▶ _What is expected_: Go through the material below and copy all lines with "Noel".

# start of Data for the task

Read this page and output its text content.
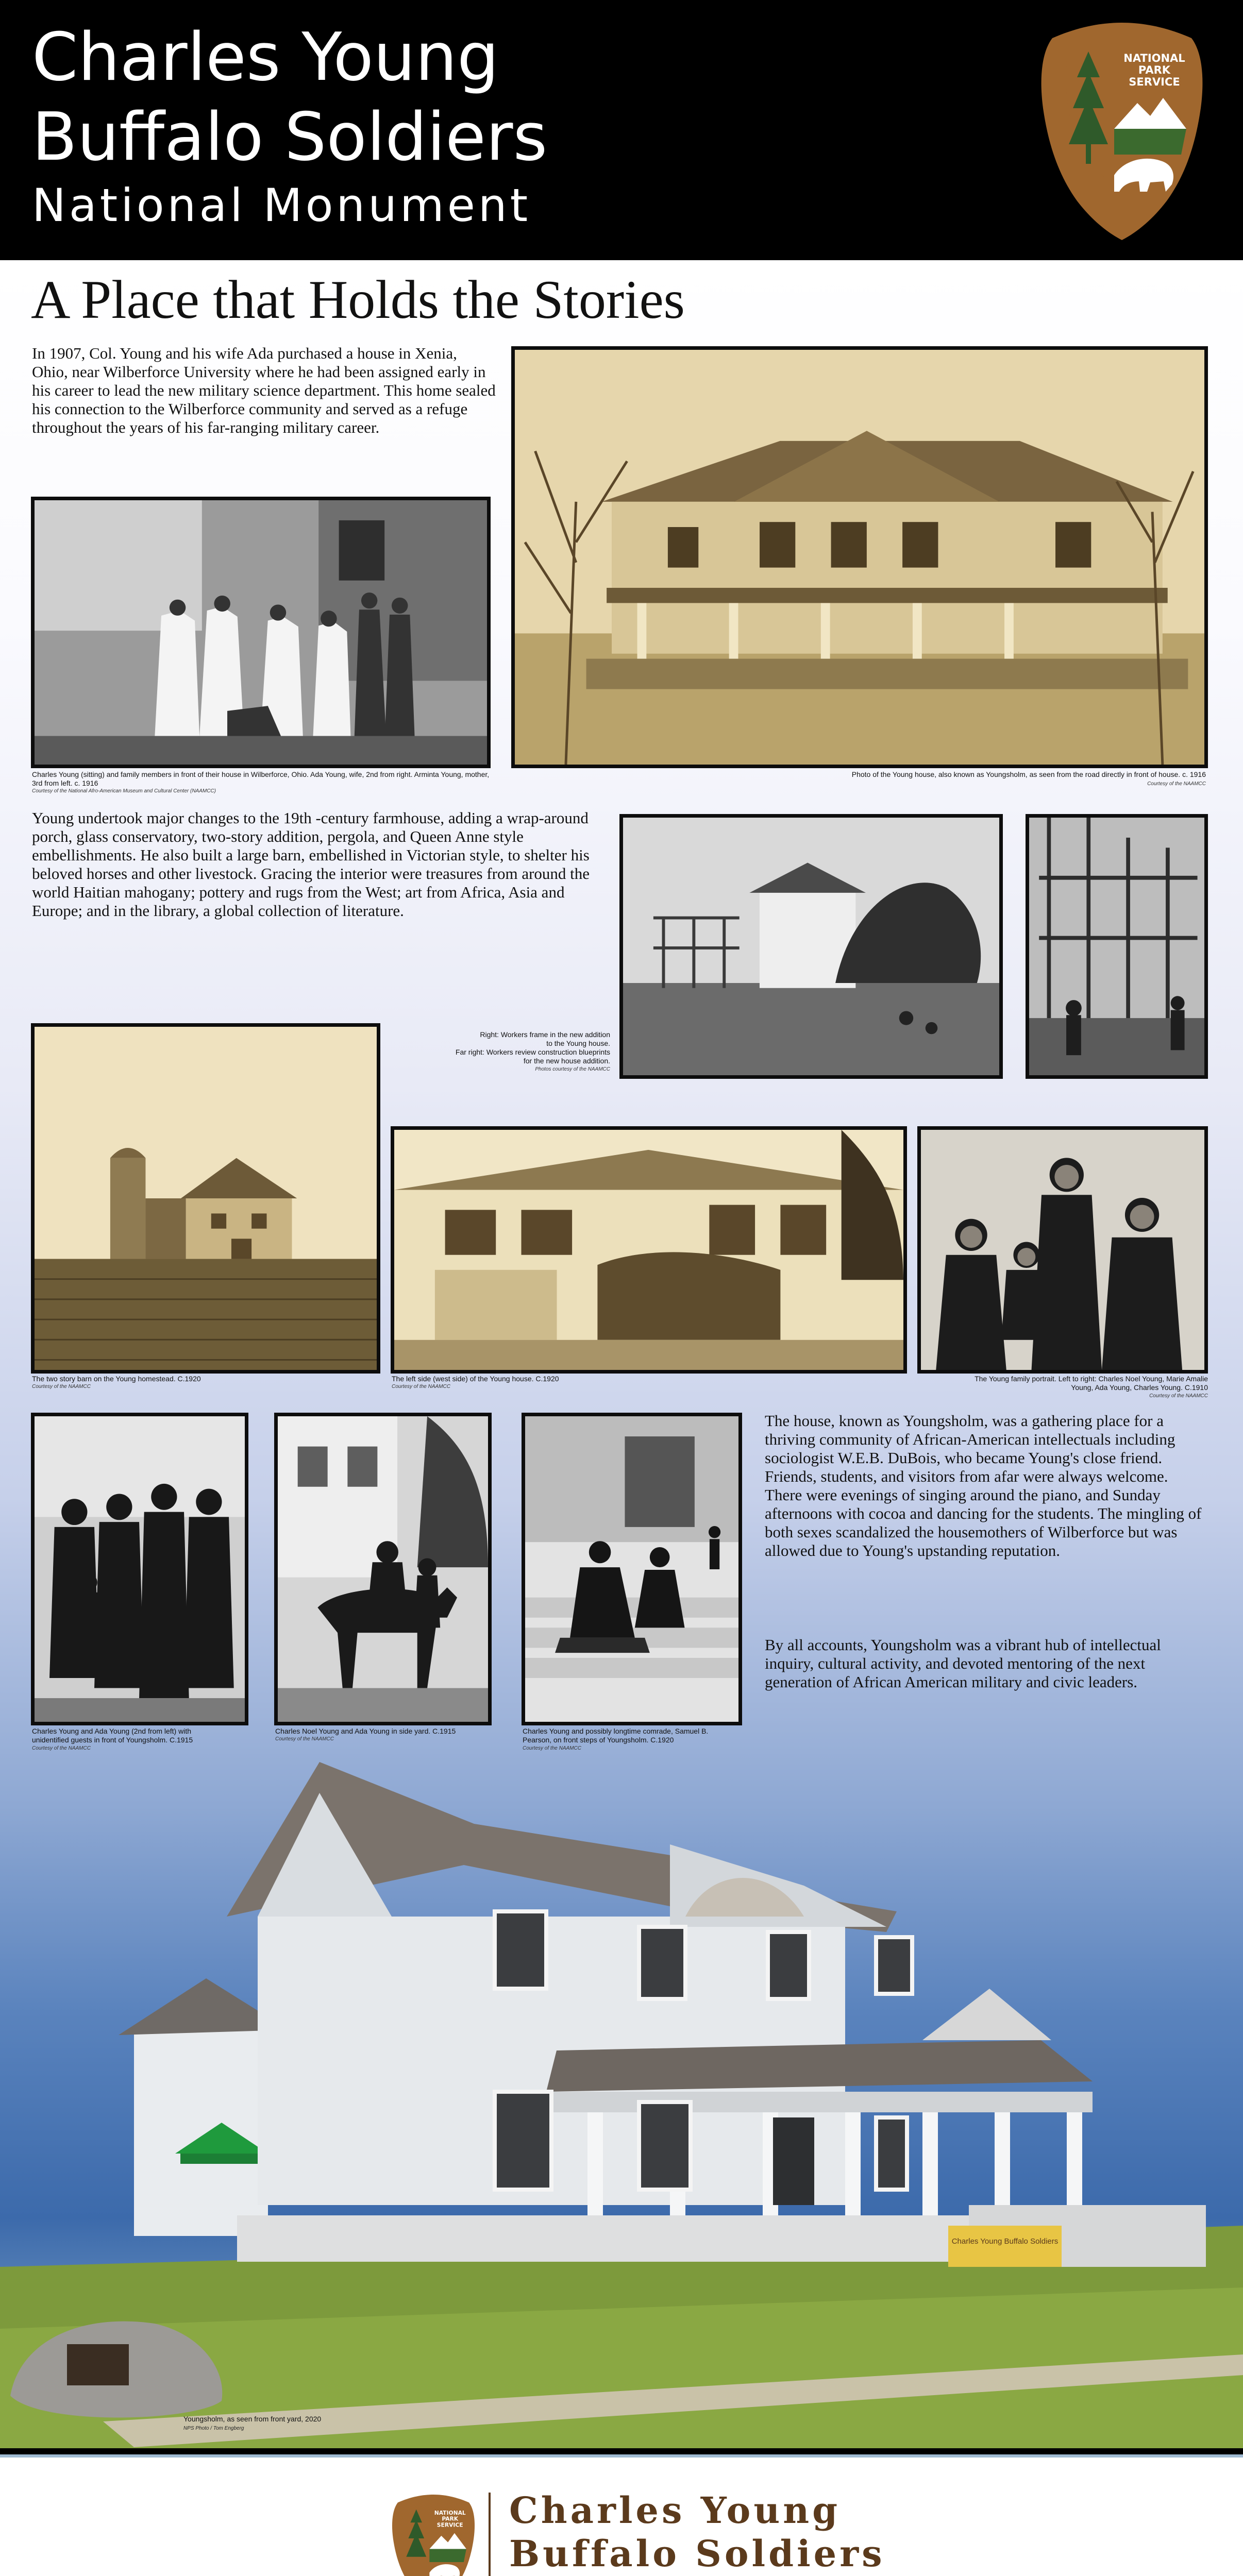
Charles Young
Buffalo Soldiers
National Monument
NATIONAL
PARK
SERVICE
A Place that Holds the Stories
In 1907, Col. Young and his wife Ada purchased a house in Xenia, Ohio, near Wilberforce University where he had been assigned early in his career to lead the new military science department. This home sealed his connection to the Wilberforce community and served as a refuge throughout the years of his far-ranging military career.
Charles Young (sitting) and family members in front of their house in Wilberforce, Ohio. Ada Young, wife, 2nd from right. Arminta Young, mother, 3rd from left. c. 1916
Courtesy of the National Afro-American Museum and Cultural Center (NAAMCC)
Photo of the Young house, also known as Youngsholm, as seen from the road directly in front of house. c. 1916
Courtesy of the NAAMCC
Young undertook major changes to the 19th -century farmhouse, adding a wrap-around porch, glass conservatory, two-story addition, pergola, and Queen Anne style embellishments. He also built a large barn, embellished in Victorian style, to shelter his beloved horses and other livestock. Gracing the interior were treasures from around the world Haitian mahogany; pottery and rugs from the West; art from Africa, Asia and Europe; and in the library, a global collection of literature.
Right: Workers frame in the new addition
to the Young house.
Far right: Workers review construction blueprints
for the new house addition.
Photos courtesy of the NAAMCC
The two story barn on the Young homestead. C.1920
Courtesy of the NAAMCC
The left side (west side) of the Young house. C.1920
Courtesy of the NAAMCC
The Young family portrait. Left to right: Charles Noel Young, Marie Amalie
Young, Ada Young, Charles Young. C.1910
Courtesy of the NAAMCC
Charles Young and Ada Young (2nd from left) with
unidentified guests in front of Youngsholm. C.1915
Courtesy of the NAAMCC
Charles Noel Young and Ada Young in side yard. C.1915
Courtesy of the NAAMCC
Charles Young and possibly longtime comrade, Samuel B.
Pearson, on front steps of Youngsholm. C.1920
Courtesy of the NAAMCC
The house, known as Youngsholm, was a gathering place for a thriving community of African-American intellectuals including sociologist W.E.B. DuBois, who became Young's close friend. Friends, students, and visitors from afar were always welcome. There were evenings of singing around the piano, and Sunday afternoons with cocoa and dancing for the students. The mingling of both sexes scandalized the housemothers of Wilberforce but was allowed due to Young's upstanding reputation.
By all accounts, Youngsholm was a vibrant hub of intellectual inquiry, cultural activity, and devoted mentoring of the next generation of African American military and civic leaders.
Charles Young Buffalo Soldiers
Youngsholm, as seen from front yard, 2020
NPS Photo / Tom Engberg
NATIONAL
PARK
SERVICE Charles Young
Buffalo Soldiers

# end of Data for the task

▶ _The output_:
The Young family portrait. Left to right: Charles Noel Young, Marie Amalie
Charles Noel Young and Ada Young in side yard. C.1915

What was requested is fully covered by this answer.